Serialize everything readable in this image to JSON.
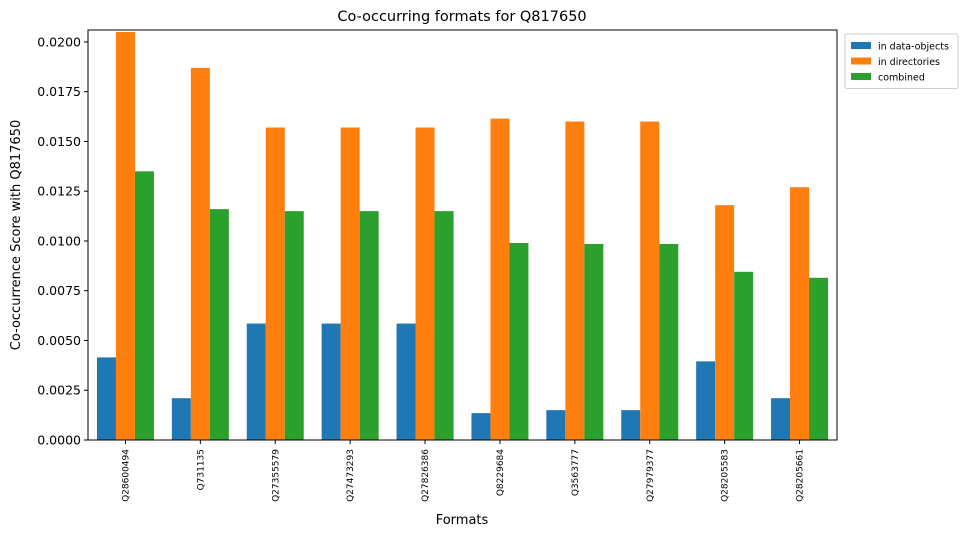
{
  "chart_data": {
    "type": "bar",
    "title": "Co-occurring formats for Q817650",
    "xlabel": "Formats",
    "ylabel": "Co-occurrence Score with Q817650",
    "categories": [
      "Q28600494",
      "Q731135",
      "Q27355579",
      "Q27473293",
      "Q27826386",
      "Q8229684",
      "Q3563777",
      "Q27979377",
      "Q28205583",
      "Q28205661"
    ],
    "ylim": [
      0,
      0.0206
    ],
    "yticks": [
      "0.0000",
      "0.0025",
      "0.0050",
      "0.0075",
      "0.0100",
      "0.0125",
      "0.0150",
      "0.0175",
      "0.0200"
    ],
    "grid": false,
    "legend_position": "outside-top-right",
    "series": [
      {
        "name": "in data-objects",
        "color": "#1f77b4",
        "values": [
          0.00415,
          0.0021,
          0.00585,
          0.00585,
          0.00585,
          0.00135,
          0.0015,
          0.0015,
          0.00395,
          0.0021
        ]
      },
      {
        "name": "in directories",
        "color": "#ff7f0e",
        "values": [
          0.0205,
          0.0187,
          0.0157,
          0.0157,
          0.0157,
          0.01615,
          0.016,
          0.016,
          0.0118,
          0.0127
        ]
      },
      {
        "name": "combined",
        "color": "#2ca02c",
        "values": [
          0.0135,
          0.0116,
          0.0115,
          0.0115,
          0.0115,
          0.0099,
          0.00985,
          0.00985,
          0.00845,
          0.00815
        ]
      }
    ]
  }
}
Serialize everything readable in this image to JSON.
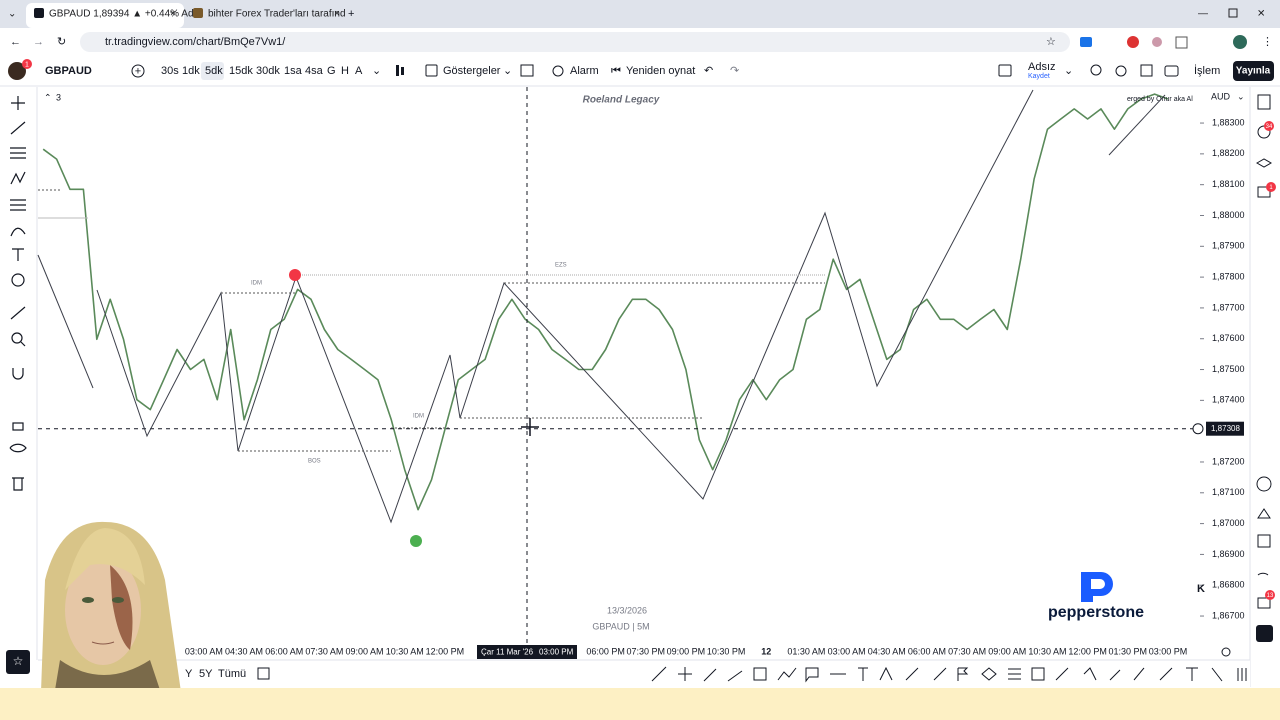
{
  "browser": {
    "tabs": [
      "GBPAUD 1,89394 ▲ +0.44% Ad",
      "bihter Forex Trader'ları tarafınd"
    ],
    "url": "tr.tradingview.com/chart/BmQe7Vw1/"
  },
  "toolbar": {
    "symbol": "GBPAUD",
    "intervals": [
      "30s",
      "1dk",
      "5dk",
      "15dk",
      "30dk",
      "1sa",
      "4sa",
      "G",
      "H",
      "A"
    ],
    "indicators": "Göstergeler",
    "alarm": "Alarm",
    "replay": "Yeniden oynat",
    "layout_name": "Adsız",
    "save": "Kaydet",
    "trade": "İşlem",
    "publish": "Yayınla",
    "notification_count": "1"
  },
  "chart_data": {
    "type": "line",
    "title": "Roeland Legacy",
    "legend_count": "3",
    "currency": "AUD",
    "watermark_date": "13/3/2026",
    "watermark_symbol": "GBPAUD | 5M",
    "script_credit": "erged by Onur aka Al",
    "annotations": [
      "IDM",
      "BOS",
      "EZS",
      "IDM"
    ],
    "categories": [
      null,
      null,
      null,
      null,
      null,
      null,
      null,
      null,
      null,
      null,
      null,
      null,
      "03:00 AM",
      null,
      null,
      "04:30 AM",
      null,
      null,
      "06:00 AM",
      null,
      null,
      "07:30 AM",
      null,
      null,
      "09:00 AM",
      null,
      null,
      "10:30 AM",
      null,
      null,
      "12:00 PM",
      null,
      null,
      null,
      null,
      null,
      null,
      null,
      null,
      null,
      null,
      null,
      "06:00 PM",
      null,
      null,
      "07:30 PM",
      null,
      null,
      "09:00 PM",
      null,
      null,
      "10:30 PM",
      null,
      null,
      "12",
      null,
      null,
      "01:30 AM",
      null,
      null,
      "03:00 AM",
      null,
      null,
      "04:30 AM",
      null,
      null,
      "06:00 AM",
      null,
      null,
      "07:30 AM",
      null,
      null,
      "09:00 AM",
      null,
      null,
      "10:30 AM",
      null,
      null,
      "12:00 PM",
      null,
      null,
      "01:30 PM",
      null,
      null,
      "03:00 PM"
    ],
    "series": [
      {
        "name": "GBPAUD",
        "color": "#5a8a5a",
        "values": [
          1.88215,
          1.88183,
          1.88085,
          1.88085,
          1.87598,
          1.87728,
          1.87598,
          1.87402,
          1.8737,
          1.87467,
          1.87565,
          1.875,
          1.87533,
          1.87402,
          1.8763,
          1.87337,
          1.87467,
          1.8763,
          1.87663,
          1.8776,
          1.87728,
          1.8763,
          1.87565,
          1.87533,
          1.875,
          1.87467,
          1.87337,
          1.87175,
          1.87045,
          1.87142,
          1.87305,
          1.87467,
          1.875,
          1.87533,
          1.87663,
          1.87728,
          1.87663,
          1.8763,
          1.87565,
          1.87533,
          1.875,
          1.875,
          1.87565,
          1.87663,
          1.87728,
          1.87728,
          1.87695,
          1.8763,
          1.875,
          1.87272,
          1.87175,
          1.87272,
          1.87402,
          1.87467,
          1.87402,
          1.87467,
          1.875,
          1.87663,
          1.87695,
          1.87858,
          1.8776,
          1.87793,
          1.87663,
          1.87533,
          1.87565,
          1.87695,
          1.87728,
          1.87663,
          1.87663,
          1.8763,
          1.87663,
          1.87695,
          1.8763,
          1.87858,
          1.88118,
          1.8828,
          1.88313,
          1.88346,
          1.88313,
          1.88346,
          1.8828,
          1.88346,
          1.88378,
          1.88394,
          1.88378
        ]
      }
    ],
    "ylim": [
      1.86606,
      1.88417
    ],
    "yticks": [
      {
        "value": 1.883,
        "label": "1,88300"
      },
      {
        "value": 1.882,
        "label": "1,88200"
      },
      {
        "value": 1.881,
        "label": "1,88100"
      },
      {
        "value": 1.88,
        "label": "1,88000"
      },
      {
        "value": 1.879,
        "label": "1,87900"
      },
      {
        "value": 1.878,
        "label": "1,87800"
      },
      {
        "value": 1.877,
        "label": "1,87700"
      },
      {
        "value": 1.876,
        "label": "1,87600"
      },
      {
        "value": 1.875,
        "label": "1,87500"
      },
      {
        "value": 1.874,
        "label": "1,87400"
      },
      {
        "value": 1.872,
        "label": "1,87200"
      },
      {
        "value": 1.871,
        "label": "1,87100"
      },
      {
        "value": 1.87,
        "label": "1,87000"
      },
      {
        "value": 1.869,
        "label": "1,86900"
      },
      {
        "value": 1.868,
        "label": "1,86800"
      },
      {
        "value": 1.867,
        "label": "1,86700"
      }
    ],
    "crosshair_price": {
      "value": 1.87308,
      "label": "1,87308"
    },
    "crosshair_date": "Çar 11 Mar '26",
    "crosshair_time": "03:00 PM",
    "grid": false
  },
  "bottom_bar": {
    "ranges": [
      "Y",
      "5Y",
      "Tümü"
    ]
  },
  "sidebar": {
    "badges": [
      "34",
      "1",
      "13"
    ]
  },
  "broker": "pepperstone",
  "edge_letter": "K"
}
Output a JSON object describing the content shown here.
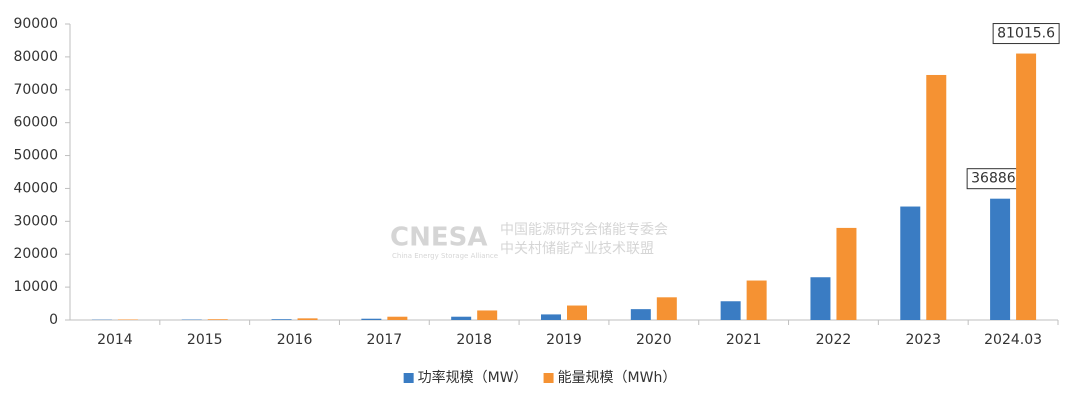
{
  "chart_data": {
    "type": "bar",
    "categories": [
      "2014",
      "2015",
      "2016",
      "2017",
      "2018",
      "2019",
      "2020",
      "2021",
      "2022",
      "2023",
      "2024.03"
    ],
    "series": [
      {
        "name": "功率规模（MW）",
        "color": "#3a7cc3",
        "values": [
          100,
          130,
          240,
          390,
          1000,
          1700,
          3300,
          5700,
          13000,
          34500,
          36886.3
        ],
        "value_labels": [
          null,
          null,
          null,
          null,
          null,
          null,
          null,
          null,
          null,
          null,
          "36886.3"
        ]
      },
      {
        "name": "能量规模（MWh）",
        "color": "#f59233",
        "values": [
          150,
          230,
          500,
          1000,
          2900,
          4400,
          6900,
          12000,
          28000,
          74500,
          81015.6
        ],
        "value_labels": [
          null,
          null,
          null,
          null,
          null,
          null,
          null,
          null,
          null,
          null,
          "81015.6"
        ]
      }
    ],
    "ylim": [
      0,
      90000
    ],
    "yticks": [
      0,
      10000,
      20000,
      30000,
      40000,
      50000,
      60000,
      70000,
      80000,
      90000
    ],
    "grid": false,
    "legend": "bottom",
    "watermark": {
      "logo": "CNESA",
      "lines": [
        "中国能源研究会储能专委会",
        "中关村储能产业技术联盟"
      ],
      "sub": "China Energy Storage Alliance"
    }
  }
}
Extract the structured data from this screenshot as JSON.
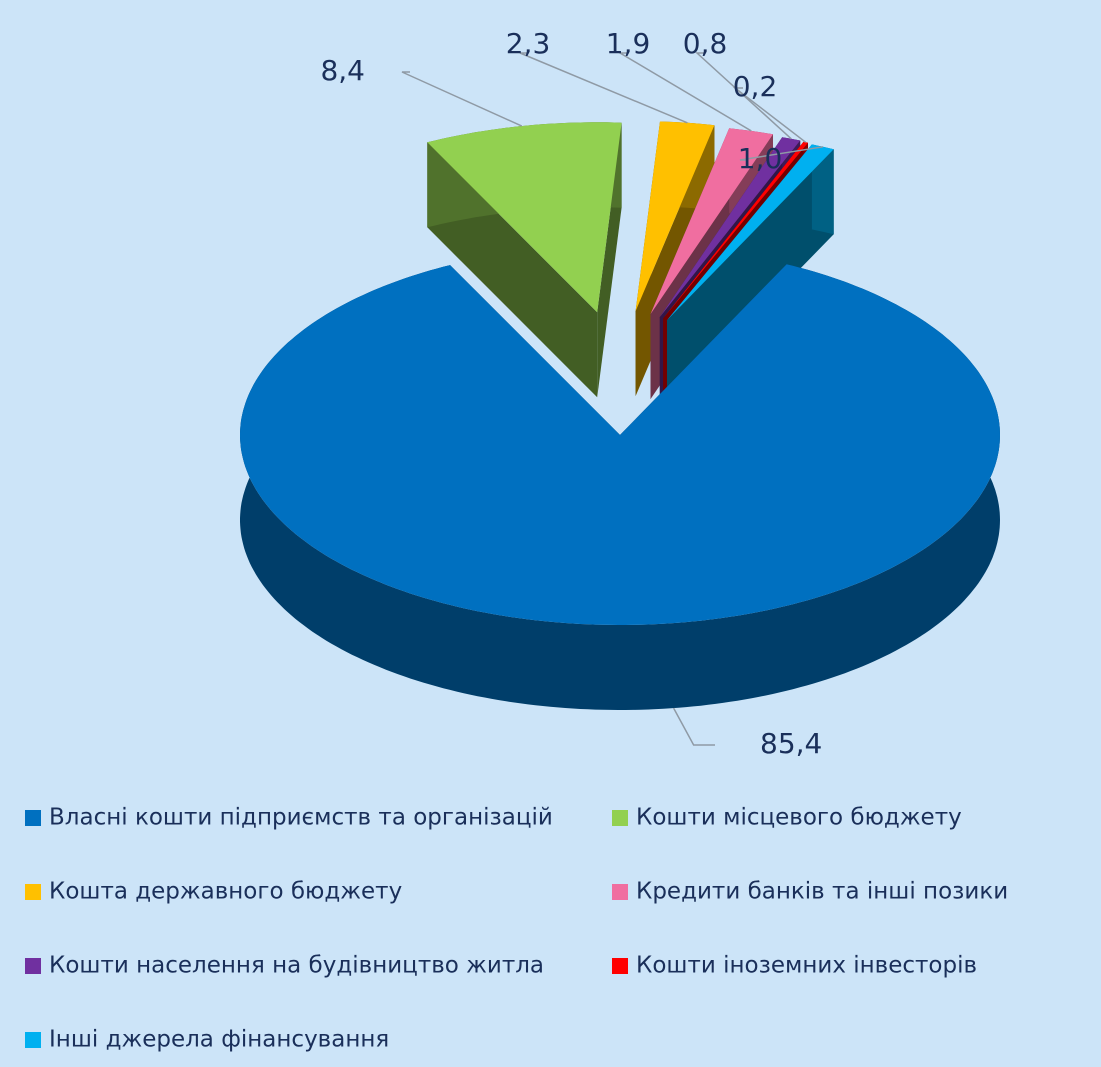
{
  "chart_data": {
    "type": "pie",
    "categories": [
      "Власні кошти підприємств та організацій",
      "Кошти місцевого бюджету",
      "Кошта державного бюджету",
      "Кредити банків та інші позики",
      "Кошти населення на будівництво житла",
      "Кошти іноземних інвесторів",
      "Інші джерела фінансування"
    ],
    "values": [
      85.4,
      8.4,
      2.3,
      1.9,
      0.8,
      0.2,
      1.0
    ],
    "value_labels": [
      "85,4",
      "8,4",
      "2,3",
      "1,9",
      "0,8",
      "0,2",
      "1,0"
    ],
    "colors": [
      "#0070c0",
      "#92d050",
      "#ffc000",
      "#f06ea0",
      "#7030a0",
      "#ff0000",
      "#00b0f0"
    ],
    "legend": "bottom"
  }
}
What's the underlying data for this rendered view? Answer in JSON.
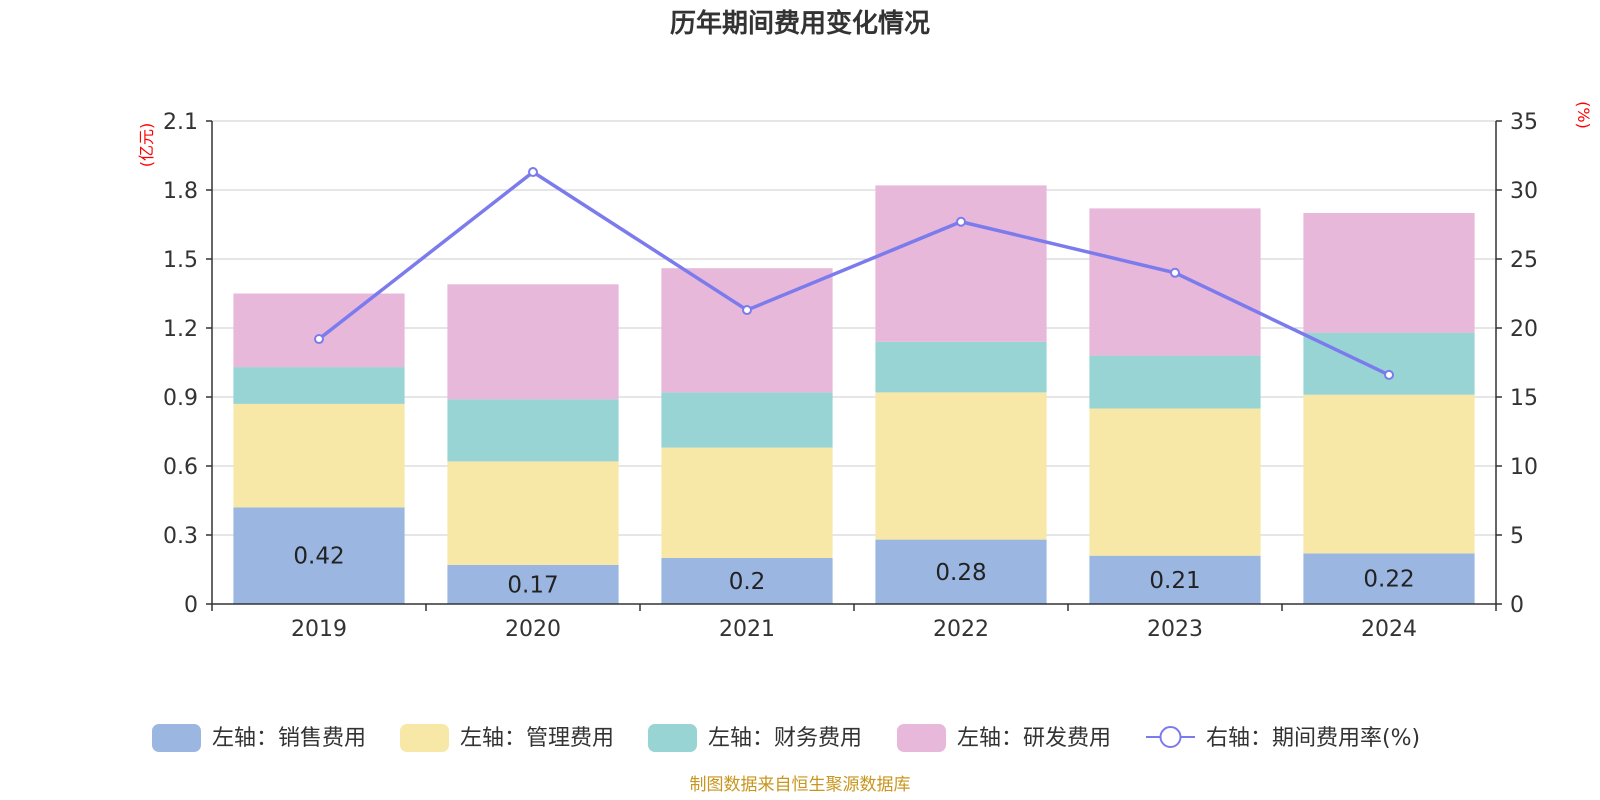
{
  "chart_data": {
    "type": "bar",
    "stacked": true,
    "title": "历年期间费用变化情况",
    "categories": [
      "2019",
      "2020",
      "2021",
      "2022",
      "2023",
      "2024"
    ],
    "y_left": {
      "unit": "(亿元)",
      "min": 0,
      "max": 2.1,
      "ticks": [
        "0",
        "0.3",
        "0.6",
        "0.9",
        "1.2",
        "1.5",
        "1.8",
        "2.1"
      ]
    },
    "y_right": {
      "unit": "(%)",
      "min": 0,
      "max": 35,
      "ticks": [
        "0",
        "5",
        "10",
        "15",
        "20",
        "25",
        "30",
        "35"
      ]
    },
    "grid": true,
    "legend_position": "bottom",
    "series": [
      {
        "name": "左轴：销售费用",
        "type": "bar",
        "axis": "left",
        "color": "#9bb7e1",
        "values": [
          0.42,
          0.17,
          0.2,
          0.28,
          0.21,
          0.22
        ],
        "labels": [
          "0.42",
          "0.17",
          "0.2",
          "0.28",
          "0.21",
          "0.22"
        ]
      },
      {
        "name": "左轴：管理费用",
        "type": "bar",
        "axis": "left",
        "color": "#f7e8a8",
        "values": [
          0.45,
          0.45,
          0.48,
          0.64,
          0.64,
          0.69
        ]
      },
      {
        "name": "左轴：财务费用",
        "type": "bar",
        "axis": "left",
        "color": "#98d4d4",
        "values": [
          0.16,
          0.27,
          0.24,
          0.22,
          0.23,
          0.27
        ]
      },
      {
        "name": "左轴：研发费用",
        "type": "bar",
        "axis": "left",
        "color": "#e8b8da",
        "values": [
          0.32,
          0.5,
          0.54,
          0.68,
          0.64,
          0.52
        ]
      },
      {
        "name": "右轴：期间费用率(%)",
        "type": "line",
        "axis": "right",
        "color": "#7b7bee",
        "values": [
          19.2,
          31.3,
          21.3,
          27.7,
          24.0,
          16.6
        ]
      }
    ],
    "source": "制图数据来自恒生聚源数据库"
  }
}
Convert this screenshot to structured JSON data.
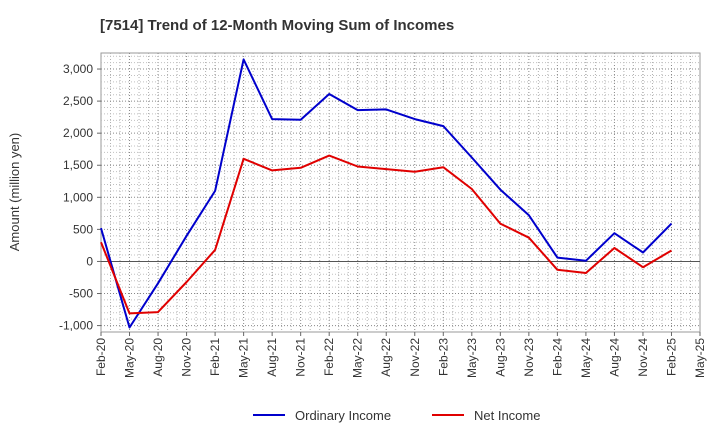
{
  "chart_data": {
    "type": "line",
    "title": "[7514]  Trend of 12-Month Moving Sum of Incomes",
    "xlabel": "",
    "ylabel": "Amount (million yen)",
    "ylim": [
      -1100,
      3250
    ],
    "yticks": [
      -1000,
      -500,
      0,
      500,
      1000,
      1500,
      2000,
      2500,
      3000
    ],
    "ytick_labels": [
      "-1,000",
      "-500",
      "0",
      "500",
      "1,000",
      "1,500",
      "2,000",
      "2,500",
      "3,000"
    ],
    "x": [
      "Feb-20",
      "May-20",
      "Aug-20",
      "Nov-20",
      "Feb-21",
      "May-21",
      "Aug-21",
      "Nov-21",
      "Feb-22",
      "May-22",
      "Aug-22",
      "Nov-22",
      "Feb-23",
      "May-23",
      "Aug-23",
      "Nov-23",
      "Feb-24",
      "May-24",
      "Aug-24",
      "Nov-24",
      "Feb-25",
      "May-25"
    ],
    "grid": true,
    "legend_position": "bottom",
    "series": [
      {
        "name": "Ordinary Income",
        "color": "#0000cc",
        "values": [
          520,
          -1030,
          -340,
          400,
          1100,
          3150,
          2220,
          2210,
          2610,
          2360,
          2370,
          2220,
          2110,
          1620,
          1120,
          720,
          60,
          10,
          440,
          140,
          590,
          null
        ]
      },
      {
        "name": "Net Income",
        "color": "#e00000",
        "values": [
          300,
          -810,
          -790,
          -320,
          180,
          1600,
          1420,
          1460,
          1650,
          1480,
          1440,
          1400,
          1470,
          1130,
          590,
          370,
          -130,
          -180,
          210,
          -90,
          170,
          null
        ]
      }
    ]
  }
}
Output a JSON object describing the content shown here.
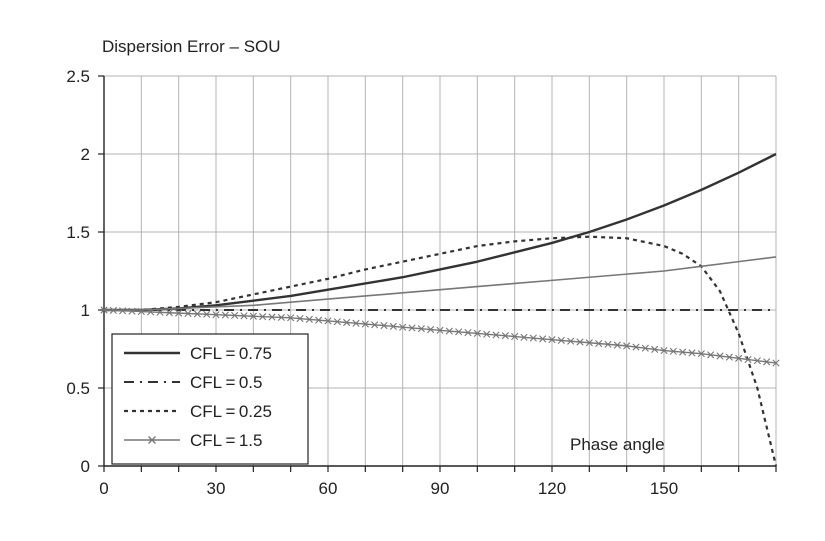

§ **Written exercise**: Collect each line above holding the string "this".

§ **Answer to the task**:
Serialize everything readable in this image to JSON.
Serialize everything readable in this image to JSON.
Extract the structured data from this screenshot as JSON.
What's the underlying data for this rendered view? Answer in JSON.
Convert this screenshot to structured JSON data.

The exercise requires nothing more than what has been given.